◆ Record set:
###

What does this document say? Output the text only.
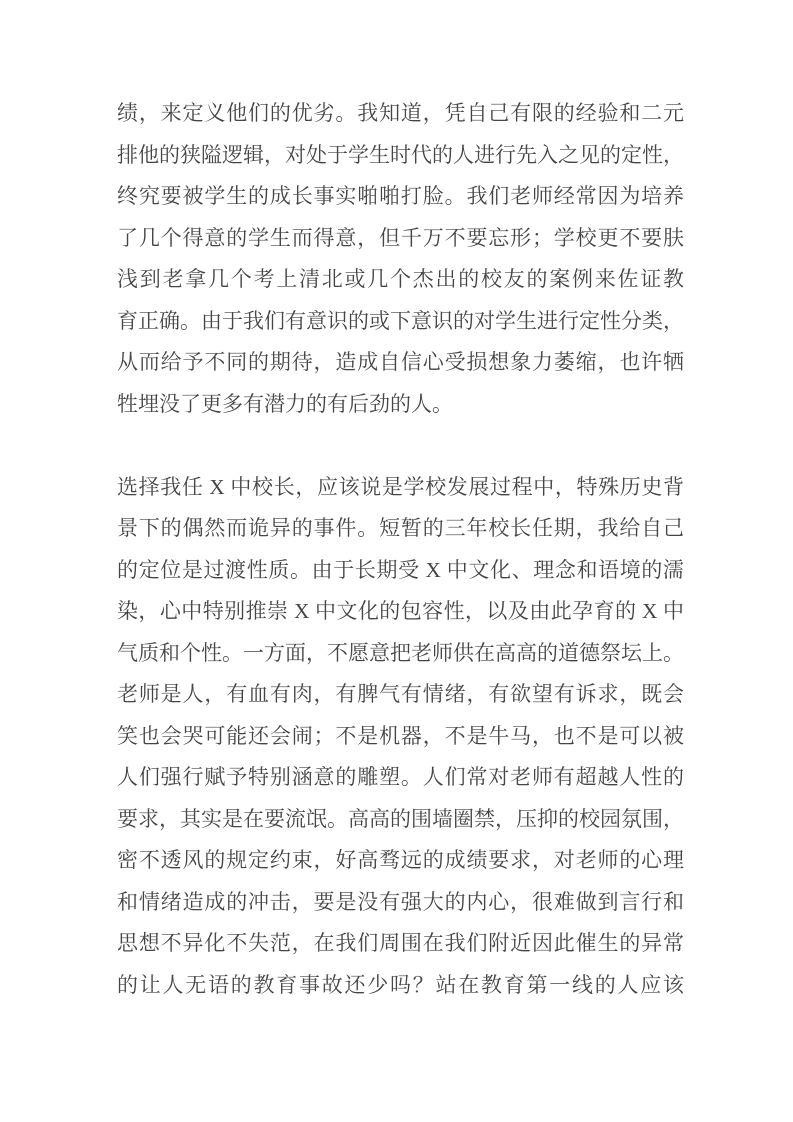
绩，来定义他们的优劣。我知道，凭自己有限的经验和二元
排他的狭隘逻辑，对处于学生时代的人进行先入之见的定性，
终究要被学生的成长事实啪啪打脸。我们老师经常因为培养
了几个得意的学生而得意，但千万不要忘形；学校更不要肤
浅到老拿几个考上清北或几个杰出的校友的案例来佐证教
育正确。由于我们有意识的或下意识的对学生进行定性分类，
从而给予不同的期待，造成自信心受损想象力萎缩，也许牺
牲埋没了更多有潜力的有后劲的人。
选择我任 X 中校长，应该说是学校发展过程中，特殊历史背
景下的偶然而诡异的事件。短暂的三年校长任期，我给自己
的定位是过渡性质。由于长期受 X 中文化、理念和语境的濡
染，心中特别推崇 X 中文化的包容性，以及由此孕育的 X 中
气质和个性。一方面，不愿意把老师供在高高的道德祭坛上。
老师是人，有血有肉，有脾气有情绪，有欲望有诉求，既会
笑也会哭可能还会闹；不是机器，不是牛马，也不是可以被
人们强行赋予特别涵意的雕塑。人们常对老师有超越人性的
要求，其实是在要流氓。高高的围墙圈禁，压抑的校园氛围，
密不透风的规定约束，好高骛远的成绩要求，对老师的心理
和情绪造成的冲击，要是没有强大的内心，很难做到言行和
思想不异化不失范，在我们周围在我们附近因此催生的异常
的让人无语的教育事故还少吗？站在教育第一线的人应该
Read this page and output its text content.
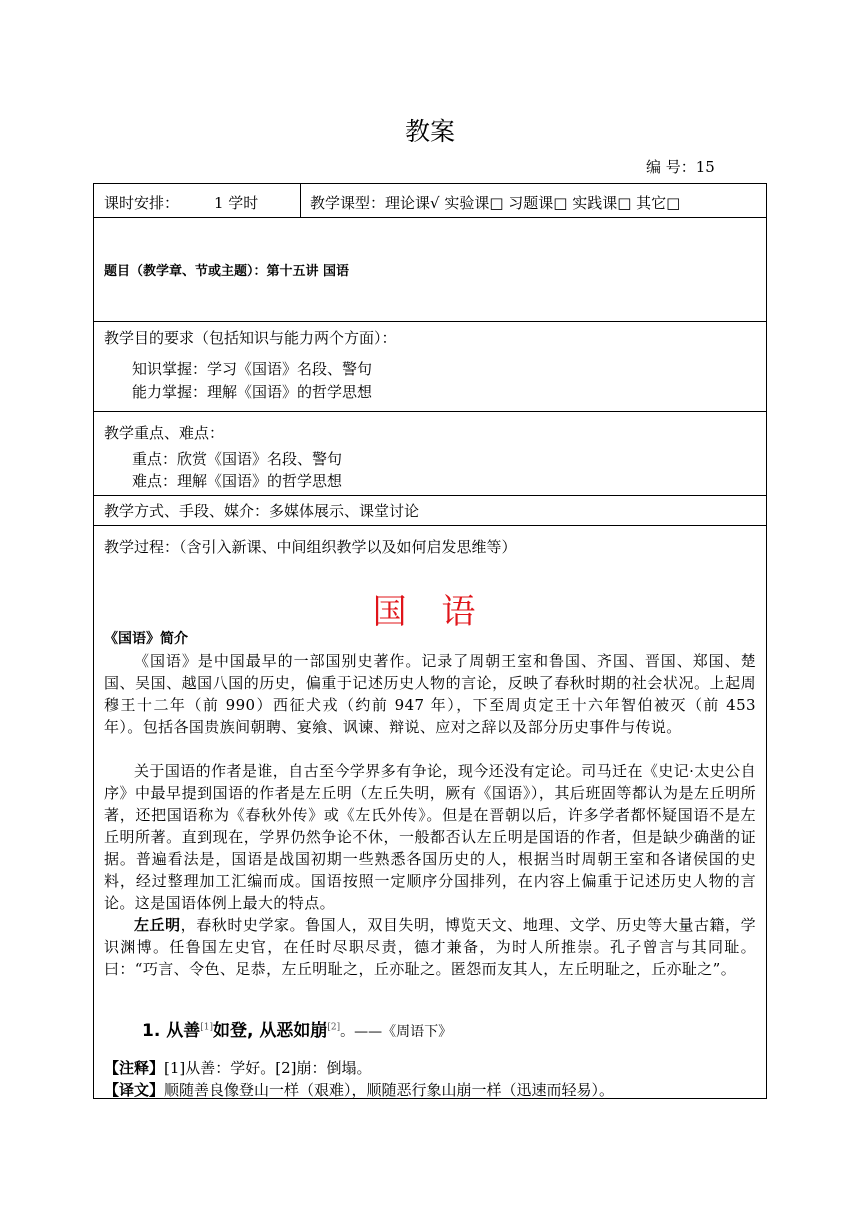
教案
编 号：15
课时安排： 1 学时	教学课型：理论课√ 实验课□ 习题课□ 实践课□ 其它□
题目（教学章、节或主题）：第十五讲 国语
教学目的要求（包括知识与能力两个方面）：
知识掌握：学习《国语》名段、警句
能力掌握：理解《国语》的哲学思想
教学重点、难点：
重点：欣赏《国语》名段、警句
难点：理解《国语》的哲学思想
教学方式、手段、媒介：多媒体展示、课堂讨论
教学过程：（含引入新课、中间组织教学以及如何启发思维等）
国 语
《国语》简介
《国语》是中国最早的一部国别史著作。记录了周朝王室和鲁国、齐国、晋国、郑国、楚国、吴国、越国八国的历史，偏重于记述历史人物的言论，反映了春秋时期的社会状况。上起周穆王十二年（前 990）西征犬戎（约前 947 年），下至周贞定王十六年智伯被灭（前 453 年）。包括各国贵族间朝聘、宴飨、讽谏、辩说、应对之辞以及部分历史事件与传说。
关于国语的作者是谁，自古至今学界多有争论，现今还没有定论。司马迁在《史记·太史公自序》中最早提到国语的作者是左丘明（左丘失明，厥有《国语》），其后班固等都认为是左丘明所著，还把国语称为《春秋外传》或《左氏外传》。但是在晋朝以后，许多学者都怀疑国语不是左丘明所著。直到现在，学界仍然争论不休，一般都否认左丘明是国语的作者，但是缺少确凿的证据。普遍看法是，国语是战国初期一些熟悉各国历史的人，根据当时周朝王室和各诸侯国的史料，经过整理加工汇编而成。国语按照一定顺序分国排列，在内容上偏重于记述历史人物的言论。这是国语体例上最大的特点。
左丘明，春秋时史学家。鲁国人，双目失明，博览天文、地理、文学、历史等大量古籍，学识渊博。任鲁国左史官，在任时尽职尽责，德才兼备，为时人所推崇。孔子曾言与其同耻。曰：“巧言、令色、足恭，左丘明耻之，丘亦耻之。匿怨而友其人，左丘明耻之，丘亦耻之”。
1. 从善[1]如登, 从恶如崩[2]。——《周语下》
【注释】[1]从善：学好。[2]崩：倒塌。
【译文】顺随善良像登山一样（艰难），顺随恶行象山崩一样（迅速而轻易）。
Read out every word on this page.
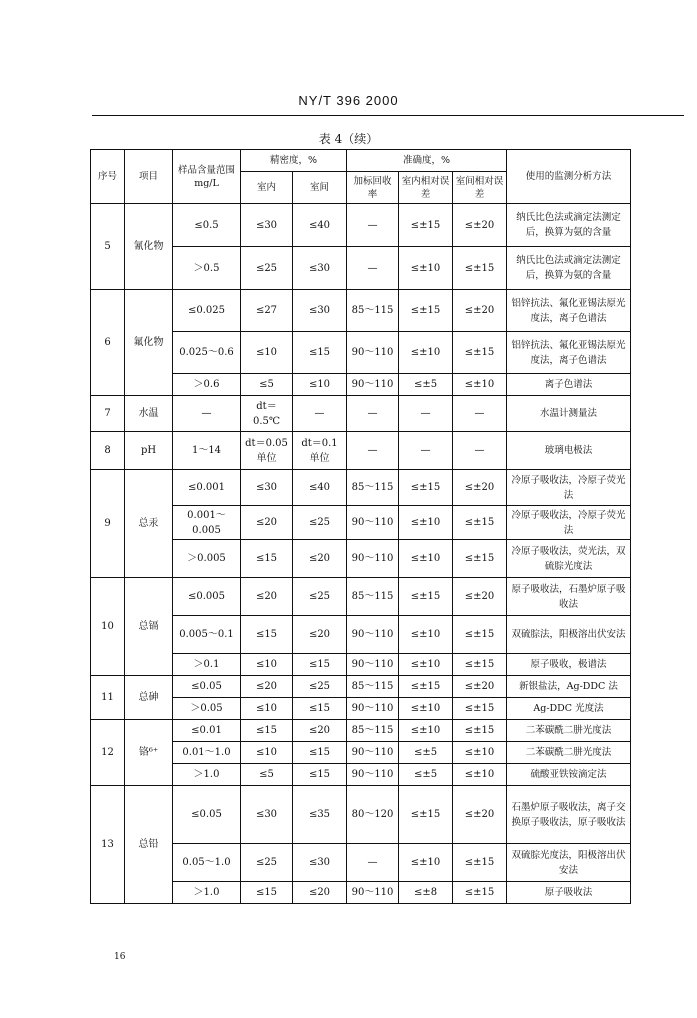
NY/T 396 2000
表 4（续）
序号	项目	样品含量范围 mg/L	精密度，%		准确度，%			使用的监测分析方法
			室内	室间	加标回收率	室内相对误差	室间相对误差	
5	氰化物	≤0.5	≤30	≤40	—	≤±15	≤±20	纳氏比色法或滴定法测定后，换算为氨的含量
		＞0.5	≤25	≤30	—	≤±10	≤±15	纳氏比色法或滴定法测定后，换算为氨的含量
6	氟化物	≤0.025	≤27	≤30	85～115	≤±15	≤±20	铝锌抗法、氟化亚锡法原光度法，离子色谱法
		0.025～0.6	≤10	≤15	90～110	≤±10	≤±15	铝锌抗法、氟化亚锡法原光度法，离子色谱法
		＞0.6	≤5	≤10	90～110	≤±5	≤±10	离子色谱法
7	水温	—	dt＝0.5℃	—	—	—	—	水温计测量法
8	pH	1～14	dt＝0.05 单位	dt＝0.1 单位	—	—	—	玻璃电极法
9	总汞	≤0.001	≤30	≤40	85～115	≤±15	≤±20	冷原子吸收法，冷原子荧光法
		0.001～0.005	≤20	≤25	90～110	≤±10	≤±15	冷原子吸收法，冷原子荧光法
		＞0.005	≤15	≤20	90～110	≤±10	≤±15	冷原子吸收法，荧光法，双硫腙光度法
10	总镉	≤0.005	≤20	≤25	85～115	≤±15	≤±20	原子吸收法，石墨炉原子吸收法
		0.005～0.1	≤15	≤20	90～110	≤±10	≤±15	双硫腙法，阳极溶出伏安法
		＞0.1	≤10	≤15	90～110	≤±10	≤±15	原子吸收，极谱法
11	总砷	≤0.05	≤20	≤25	85～115	≤±15	≤±20	新银盐法，Ag-DDC 法
		＞0.05	≤10	≤15	90～110	≤±10	≤±15	Ag-DDC 光度法
12	铬⁶⁺	≤0.01	≤15	≤20	85～115	≤±10	≤±15	二苯碳酰二肼光度法
		0.01～1.0	≤10	≤15	90～110	≤±5	≤±10	二苯碳酰二肼光度法
		＞1.0	≤5	≤15	90～110	≤±5	≤±10	硫酸亚铁铵滴定法
13	总铅	≤0.05	≤30	≤35	80～120	≤±15	≤±20	石墨炉原子吸收法，离子交换原子吸收法，原子吸收法
		0.05～1.0	≤25	≤30	—	≤±10	≤±15	双硫腙光度法，阳极溶出伏安法
		＞1.0	≤15	≤20	90～110	≤±8	≤±15	原子吸收法
16
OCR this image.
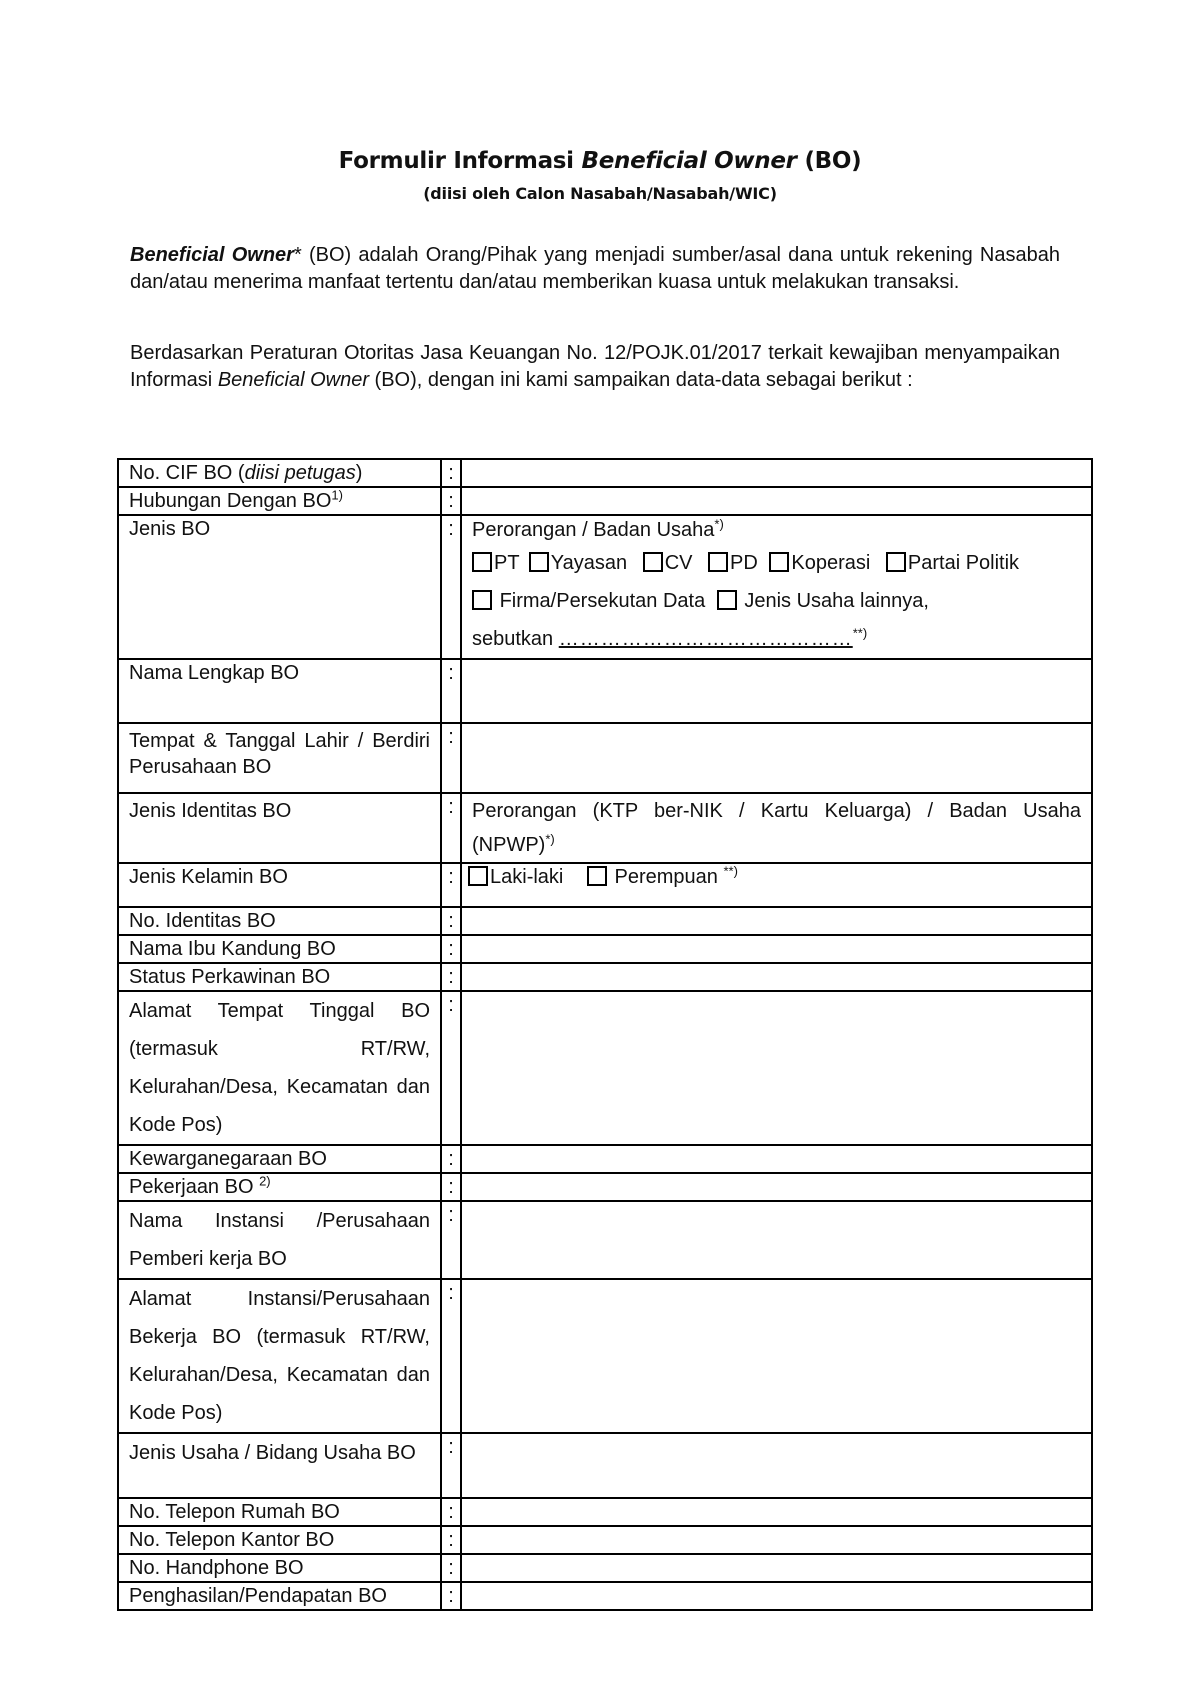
Formulir Informasi Beneficial Owner (BO)
(diisi oleh Calon Nasabah/Nasabah/WIC)
Beneficial Owner* (BO) adalah Orang/Pihak yang menjadi sumber/asal dana untuk rekening Nasabah dan/atau menerima manfaat tertentu dan/atau memberikan kuasa untuk melakukan transaksi.
Berdasarkan Peraturan Otoritas Jasa Keuangan No. 12/POJK.01/2017 terkait kewajiban menyampaikan Informasi Beneficial Owner (BO), dengan ini kami sampaikan data-data sebagai berikut :
No. CIF BO (diisi petugas)	:	
Hubungan Dengan BO$^{1)}$	:	
Jenis BO	:	Perorangan / Badan Usaha*)
PT Yayasan CV PD Koperasi Partai Politik
Firma/Persekutan Data Jenis Usaha lainnya,
sebutkan ……………………………………**)

Nama Lengkap BO	:	
Tempat & Tanggal Lahir / Berdiri Perusahaan BO	:	
Jenis Identitas BO	:	Perorangan (KTP ber-NIK / Kartu Keluarga) / Badan Usaha (NPWP)*)
Jenis Kelamin BO	:	Laki-laki Perempuan **)
No. Identitas BO	:	
Nama Ibu Kandung BO	:	
Status Perkawinan BO	:	
Alamat Tempat Tinggal BO (termasuk RT/RW, Kelurahan/Desa, Kecamatan dan Kode Pos)	:	
Kewarganegaraan BO	:	
Pekerjaan BO $^{2)}$	:	
Nama Instansi /Perusahaan Pemberi kerja BO	:	
Alamat Instansi/Perusahaan Bekerja BO (termasuk RT/RW, Kelurahan/Desa, Kecamatan dan Kode Pos)	:	
Jenis Usaha / Bidang Usaha BO	:	
No. Telepon Rumah BO	:	
No. Telepon Kantor BO	:	
No. Handphone BO	:	
Penghasilan/Pendapatan BO	:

###

◆ Set problem: Count the lines of the material that include the word "text", then report only the total.

◆ Exercise output: 2